>> BEGIN

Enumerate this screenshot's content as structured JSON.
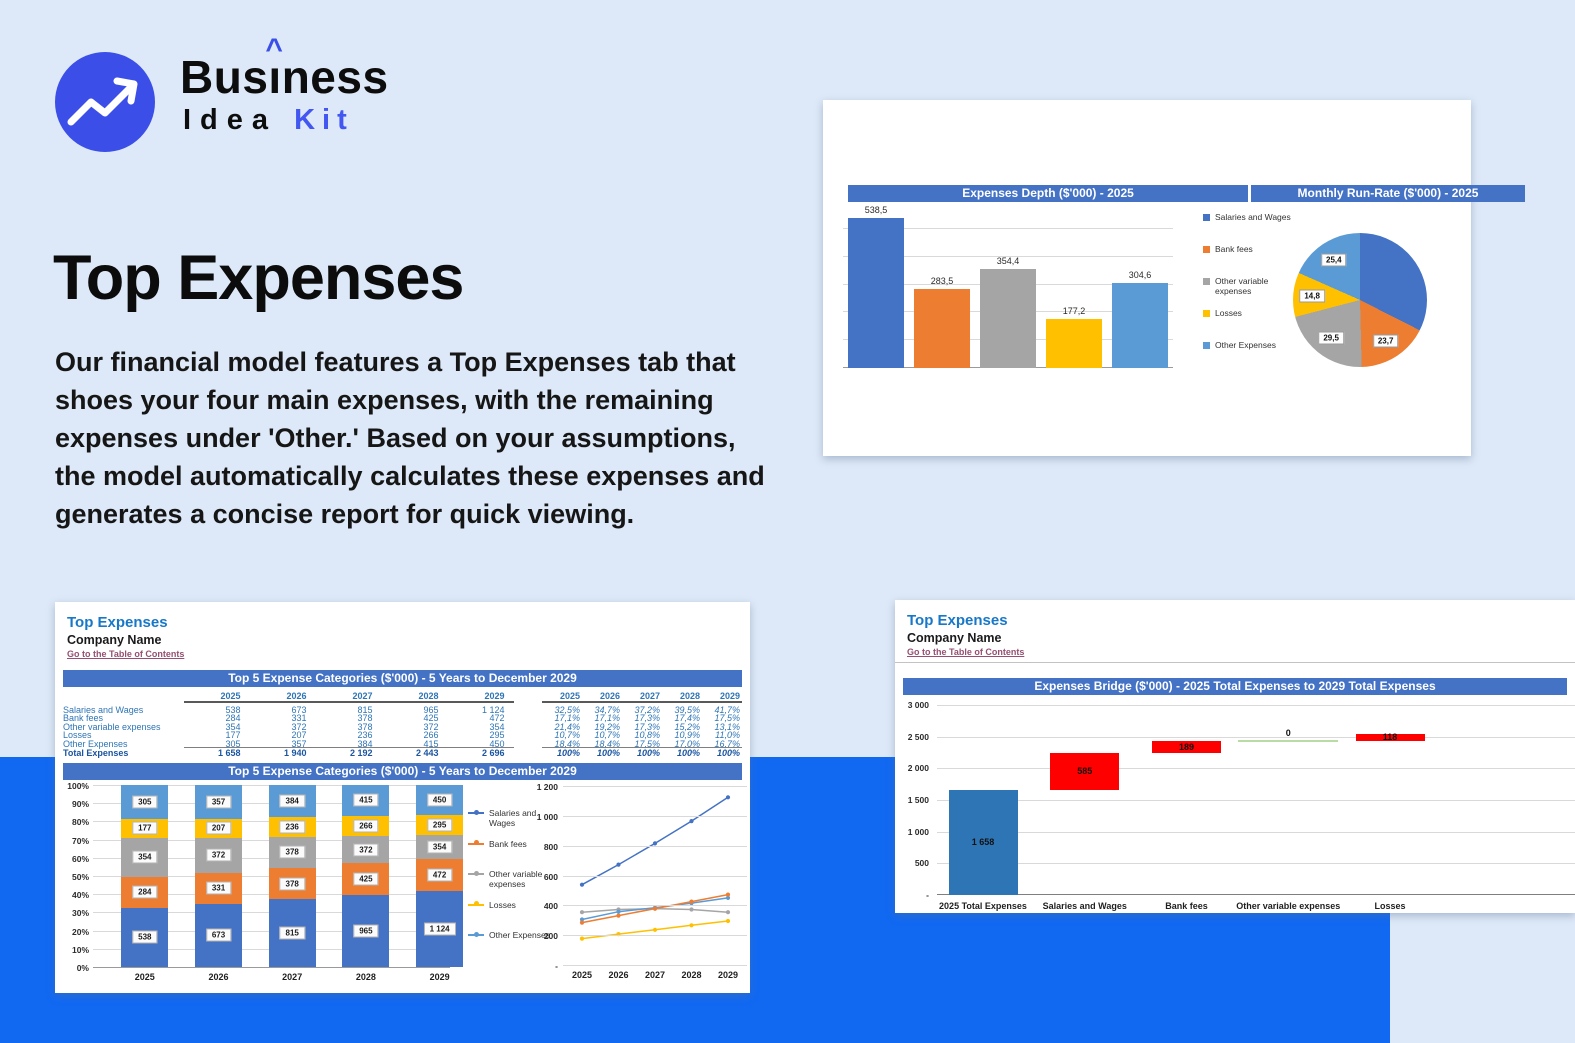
{
  "page": {
    "bg_top": "#dde9f8",
    "bg_band": "#1169f2",
    "card_bg": "#ffffff"
  },
  "logo": {
    "icon": "trend-up-arrow-icon",
    "brand_prefix": "Bus",
    "accent_letter": "ı",
    "accent_mark": "^",
    "brand_suffix": "ness",
    "line2_left": "Idea",
    "line2_right": "Kit",
    "circle_color": "#3b4fe8",
    "kit_color": "#4256f2"
  },
  "hero": {
    "title": "Top Expenses",
    "description": "Our financial model features a Top Expenses tab that shoes your four main expenses, with the remaining expenses under 'Other.' Based on your assumptions, the model automatically calculates these expenses and generates a concise report for quick viewing."
  },
  "excel": {
    "title": "Top Expenses",
    "company": "Company Name",
    "toc_link": "Go to the Table of Contents",
    "header_color": "#4472c4"
  },
  "palette": [
    "#4472c4",
    "#ed7d31",
    "#a5a5a5",
    "#ffc000",
    "#5b9bd5"
  ],
  "waterfall_colors": {
    "base": "#2e75b6",
    "increase": "#ff0000",
    "zero": "#b9dca4"
  },
  "chart_data": [
    {
      "id": "depth",
      "type": "bar",
      "title": "Expenses Depth ($'000) - 2025",
      "categories": [
        "Salaries and Wages",
        "Bank fees",
        "Other variable expenses",
        "Losses",
        "Other Expenses"
      ],
      "values": [
        538.5,
        283.5,
        354.4,
        177.2,
        304.6
      ],
      "labels": [
        "538,5",
        "283,5",
        "354,4",
        "177,2",
        "304,6"
      ],
      "ylim": [
        0,
        600
      ],
      "ytick_step": 100,
      "grid": true,
      "legend_position": "right"
    },
    {
      "id": "runrate",
      "type": "pie",
      "title": "Monthly Run-Rate ($'000) - 2025",
      "slices": [
        {
          "name": "Salaries and Wages",
          "value": 44.9,
          "label": ""
        },
        {
          "name": "Bank fees",
          "value": 23.7,
          "label": "23,7"
        },
        {
          "name": "Other variable expenses",
          "value": 29.5,
          "label": "29,5"
        },
        {
          "name": "Losses",
          "value": 14.8,
          "label": "14,8"
        },
        {
          "name": "Other Expenses",
          "value": 25.4,
          "label": "25,4"
        }
      ]
    },
    {
      "id": "top5_table",
      "type": "table",
      "title": "Top 5 Expense Categories ($'000) - 5 Years to December 2029",
      "years": [
        "2025",
        "2026",
        "2027",
        "2028",
        "2029"
      ],
      "rows": [
        {
          "label": "Salaries and Wages",
          "values": [
            "538",
            "673",
            "815",
            "965",
            "1 124"
          ],
          "pcts": [
            "32,5%",
            "34,7%",
            "37,2%",
            "39,5%",
            "41,7%"
          ]
        },
        {
          "label": "Bank fees",
          "values": [
            "284",
            "331",
            "378",
            "425",
            "472"
          ],
          "pcts": [
            "17,1%",
            "17,1%",
            "17,3%",
            "17,4%",
            "17,5%"
          ]
        },
        {
          "label": "Other variable expenses",
          "values": [
            "354",
            "372",
            "378",
            "372",
            "354"
          ],
          "pcts": [
            "21,4%",
            "19,2%",
            "17,3%",
            "15,2%",
            "13,1%"
          ]
        },
        {
          "label": "Losses",
          "values": [
            "177",
            "207",
            "236",
            "266",
            "295"
          ],
          "pcts": [
            "10,7%",
            "10,7%",
            "10,8%",
            "10,9%",
            "11,0%"
          ]
        },
        {
          "label": "Other Expenses",
          "values": [
            "305",
            "357",
            "384",
            "415",
            "450"
          ],
          "pcts": [
            "18,4%",
            "18,4%",
            "17,5%",
            "17,0%",
            "16,7%"
          ]
        }
      ],
      "total": {
        "label": "Total Expenses",
        "values": [
          "1 658",
          "1 940",
          "2 192",
          "2 443",
          "2 696"
        ],
        "pcts": [
          "100%",
          "100%",
          "100%",
          "100%",
          "100%"
        ]
      }
    },
    {
      "id": "stacked100",
      "type": "bar",
      "subtype": "stacked-100",
      "title": "Top 5 Expense Categories ($'000) - 5 Years to December 2029",
      "categories": [
        "2025",
        "2026",
        "2027",
        "2028",
        "2029"
      ],
      "series": [
        {
          "name": "Salaries and Wages",
          "values": [
            538,
            673,
            815,
            965,
            1124
          ],
          "labels": [
            "538",
            "673",
            "815",
            "965",
            "1 124"
          ]
        },
        {
          "name": "Bank fees",
          "values": [
            284,
            331,
            378,
            425,
            472
          ],
          "labels": [
            "284",
            "331",
            "378",
            "425",
            "472"
          ]
        },
        {
          "name": "Other variable expenses",
          "values": [
            354,
            372,
            378,
            372,
            354
          ],
          "labels": [
            "354",
            "372",
            "378",
            "372",
            "354"
          ]
        },
        {
          "name": "Losses",
          "values": [
            177,
            207,
            236,
            266,
            295
          ],
          "labels": [
            "177",
            "207",
            "236",
            "266",
            "295"
          ]
        },
        {
          "name": "Other Expenses",
          "values": [
            305,
            357,
            384,
            415,
            450
          ],
          "labels": [
            "305",
            "357",
            "384",
            "415",
            "450"
          ]
        }
      ],
      "totals": [
        1658,
        1940,
        2192,
        2443,
        2696
      ],
      "yticks": [
        "100%",
        "90%",
        "80%",
        "70%",
        "60%",
        "50%",
        "40%",
        "30%",
        "20%",
        "10%",
        "0%"
      ]
    },
    {
      "id": "lines",
      "type": "line",
      "categories": [
        "2025",
        "2026",
        "2027",
        "2028",
        "2029"
      ],
      "series": [
        {
          "name": "Salaries and Wages",
          "values": [
            538,
            673,
            815,
            965,
            1124
          ]
        },
        {
          "name": "Bank fees",
          "values": [
            284,
            331,
            378,
            425,
            472
          ]
        },
        {
          "name": "Other variable expenses",
          "values": [
            354,
            372,
            378,
            372,
            354
          ]
        },
        {
          "name": "Losses",
          "values": [
            177,
            207,
            236,
            266,
            295
          ]
        },
        {
          "name": "Other Expenses",
          "values": [
            305,
            357,
            384,
            415,
            450
          ]
        }
      ],
      "ylim": [
        0,
        1200
      ],
      "ytick_step": 200,
      "yticks_display": [
        "1 200",
        "1 000",
        "800",
        "600",
        "400",
        "200",
        "-"
      ],
      "legend_position": "left"
    },
    {
      "id": "bridge",
      "type": "waterfall",
      "title": "Expenses Bridge ($'000) - 2025 Total Expenses to 2029 Total Expenses",
      "categories": [
        "2025 Total Expenses",
        "Salaries and Wages",
        "Bank fees",
        "Other variable expenses",
        "Losses"
      ],
      "bars": [
        {
          "kind": "base",
          "value": 1658,
          "label": "1 658"
        },
        {
          "kind": "increase",
          "delta": 585,
          "label": "585"
        },
        {
          "kind": "increase",
          "delta": 189,
          "label": "189"
        },
        {
          "kind": "zero",
          "delta": 0,
          "label": "0"
        },
        {
          "kind": "increase",
          "delta": 118,
          "label": "118"
        }
      ],
      "ylim": [
        0,
        3000
      ],
      "ytick_step": 500,
      "yticks_display": [
        "3 000",
        "2 500",
        "2 000",
        "1 500",
        "1 000",
        "500",
        "-"
      ]
    }
  ]
}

>> END

GIVEN REQUEST:
Give all the lines above again, character for character, without pictures.

REPLY TO THE EXERCISE:
Enumerate this screenshot's content as structured JSON.
{
  "page": {
    "bg_top": "#dde9f8",
    "bg_band": "#1169f2",
    "card_bg": "#ffffff"
  },
  "logo": {
    "icon": "trend-up-arrow-icon",
    "brand_prefix": "Bus",
    "accent_letter": "ı",
    "accent_mark": "^",
    "brand_suffix": "ness",
    "line2_left": "Idea",
    "line2_right": "Kit",
    "circle_color": "#3b4fe8",
    "kit_color": "#4256f2"
  },
  "hero": {
    "title": "Top Expenses",
    "description": "Our financial model features a Top Expenses tab that shoes your four main expenses, with the remaining expenses under 'Other.' Based on your assumptions, the model automatically calculates these expenses and generates a concise report for quick viewing."
  },
  "excel": {
    "title": "Top Expenses",
    "company": "Company Name",
    "toc_link": "Go to the Table of Contents",
    "header_color": "#4472c4"
  },
  "palette": [
    "#4472c4",
    "#ed7d31",
    "#a5a5a5",
    "#ffc000",
    "#5b9bd5"
  ],
  "waterfall_colors": {
    "base": "#2e75b6",
    "increase": "#ff0000",
    "zero": "#b9dca4"
  },
  "chart_data": [
    {
      "id": "depth",
      "type": "bar",
      "title": "Expenses Depth ($'000) - 2025",
      "categories": [
        "Salaries and Wages",
        "Bank fees",
        "Other variable expenses",
        "Losses",
        "Other Expenses"
      ],
      "values": [
        538.5,
        283.5,
        354.4,
        177.2,
        304.6
      ],
      "labels": [
        "538,5",
        "283,5",
        "354,4",
        "177,2",
        "304,6"
      ],
      "ylim": [
        0,
        600
      ],
      "ytick_step": 100,
      "grid": true,
      "legend_position": "right"
    },
    {
      "id": "runrate",
      "type": "pie",
      "title": "Monthly Run-Rate ($'000) - 2025",
      "slices": [
        {
          "name": "Salaries and Wages",
          "value": 44.9,
          "label": ""
        },
        {
          "name": "Bank fees",
          "value": 23.7,
          "label": "23,7"
        },
        {
          "name": "Other variable expenses",
          "value": 29.5,
          "label": "29,5"
        },
        {
          "name": "Losses",
          "value": 14.8,
          "label": "14,8"
        },
        {
          "name": "Other Expenses",
          "value": 25.4,
          "label": "25,4"
        }
      ]
    },
    {
      "id": "top5_table",
      "type": "table",
      "title": "Top 5 Expense Categories ($'000) - 5 Years to December 2029",
      "years": [
        "2025",
        "2026",
        "2027",
        "2028",
        "2029"
      ],
      "rows": [
        {
          "label": "Salaries and Wages",
          "values": [
            "538",
            "673",
            "815",
            "965",
            "1 124"
          ],
          "pcts": [
            "32,5%",
            "34,7%",
            "37,2%",
            "39,5%",
            "41,7%"
          ]
        },
        {
          "label": "Bank fees",
          "values": [
            "284",
            "331",
            "378",
            "425",
            "472"
          ],
          "pcts": [
            "17,1%",
            "17,1%",
            "17,3%",
            "17,4%",
            "17,5%"
          ]
        },
        {
          "label": "Other variable expenses",
          "values": [
            "354",
            "372",
            "378",
            "372",
            "354"
          ],
          "pcts": [
            "21,4%",
            "19,2%",
            "17,3%",
            "15,2%",
            "13,1%"
          ]
        },
        {
          "label": "Losses",
          "values": [
            "177",
            "207",
            "236",
            "266",
            "295"
          ],
          "pcts": [
            "10,7%",
            "10,7%",
            "10,8%",
            "10,9%",
            "11,0%"
          ]
        },
        {
          "label": "Other Expenses",
          "values": [
            "305",
            "357",
            "384",
            "415",
            "450"
          ],
          "pcts": [
            "18,4%",
            "18,4%",
            "17,5%",
            "17,0%",
            "16,7%"
          ]
        }
      ],
      "total": {
        "label": "Total Expenses",
        "values": [
          "1 658",
          "1 940",
          "2 192",
          "2 443",
          "2 696"
        ],
        "pcts": [
          "100%",
          "100%",
          "100%",
          "100%",
          "100%"
        ]
      }
    },
    {
      "id": "stacked100",
      "type": "bar",
      "subtype": "stacked-100",
      "title": "Top 5 Expense Categories ($'000) - 5 Years to December 2029",
      "categories": [
        "2025",
        "2026",
        "2027",
        "2028",
        "2029"
      ],
      "series": [
        {
          "name": "Salaries and Wages",
          "values": [
            538,
            673,
            815,
            965,
            1124
          ],
          "labels": [
            "538",
            "673",
            "815",
            "965",
            "1 124"
          ]
        },
        {
          "name": "Bank fees",
          "values": [
            284,
            331,
            378,
            425,
            472
          ],
          "labels": [
            "284",
            "331",
            "378",
            "425",
            "472"
          ]
        },
        {
          "name": "Other variable expenses",
          "values": [
            354,
            372,
            378,
            372,
            354
          ],
          "labels": [
            "354",
            "372",
            "378",
            "372",
            "354"
          ]
        },
        {
          "name": "Losses",
          "values": [
            177,
            207,
            236,
            266,
            295
          ],
          "labels": [
            "177",
            "207",
            "236",
            "266",
            "295"
          ]
        },
        {
          "name": "Other Expenses",
          "values": [
            305,
            357,
            384,
            415,
            450
          ],
          "labels": [
            "305",
            "357",
            "384",
            "415",
            "450"
          ]
        }
      ],
      "totals": [
        1658,
        1940,
        2192,
        2443,
        2696
      ],
      "yticks": [
        "100%",
        "90%",
        "80%",
        "70%",
        "60%",
        "50%",
        "40%",
        "30%",
        "20%",
        "10%",
        "0%"
      ]
    },
    {
      "id": "lines",
      "type": "line",
      "categories": [
        "2025",
        "2026",
        "2027",
        "2028",
        "2029"
      ],
      "series": [
        {
          "name": "Salaries and Wages",
          "values": [
            538,
            673,
            815,
            965,
            1124
          ]
        },
        {
          "name": "Bank fees",
          "values": [
            284,
            331,
            378,
            425,
            472
          ]
        },
        {
          "name": "Other variable expenses",
          "values": [
            354,
            372,
            378,
            372,
            354
          ]
        },
        {
          "name": "Losses",
          "values": [
            177,
            207,
            236,
            266,
            295
          ]
        },
        {
          "name": "Other Expenses",
          "values": [
            305,
            357,
            384,
            415,
            450
          ]
        }
      ],
      "ylim": [
        0,
        1200
      ],
      "ytick_step": 200,
      "yticks_display": [
        "1 200",
        "1 000",
        "800",
        "600",
        "400",
        "200",
        "-"
      ],
      "legend_position": "left"
    },
    {
      "id": "bridge",
      "type": "waterfall",
      "title": "Expenses Bridge ($'000) - 2025 Total Expenses to 2029 Total Expenses",
      "categories": [
        "2025 Total Expenses",
        "Salaries and Wages",
        "Bank fees",
        "Other variable expenses",
        "Losses"
      ],
      "bars": [
        {
          "kind": "base",
          "value": 1658,
          "label": "1 658"
        },
        {
          "kind": "increase",
          "delta": 585,
          "label": "585"
        },
        {
          "kind": "increase",
          "delta": 189,
          "label": "189"
        },
        {
          "kind": "zero",
          "delta": 0,
          "label": "0"
        },
        {
          "kind": "increase",
          "delta": 118,
          "label": "118"
        }
      ],
      "ylim": [
        0,
        3000
      ],
      "ytick_step": 500,
      "yticks_display": [
        "3 000",
        "2 500",
        "2 000",
        "1 500",
        "1 000",
        "500",
        "-"
      ]
    }
  ]
}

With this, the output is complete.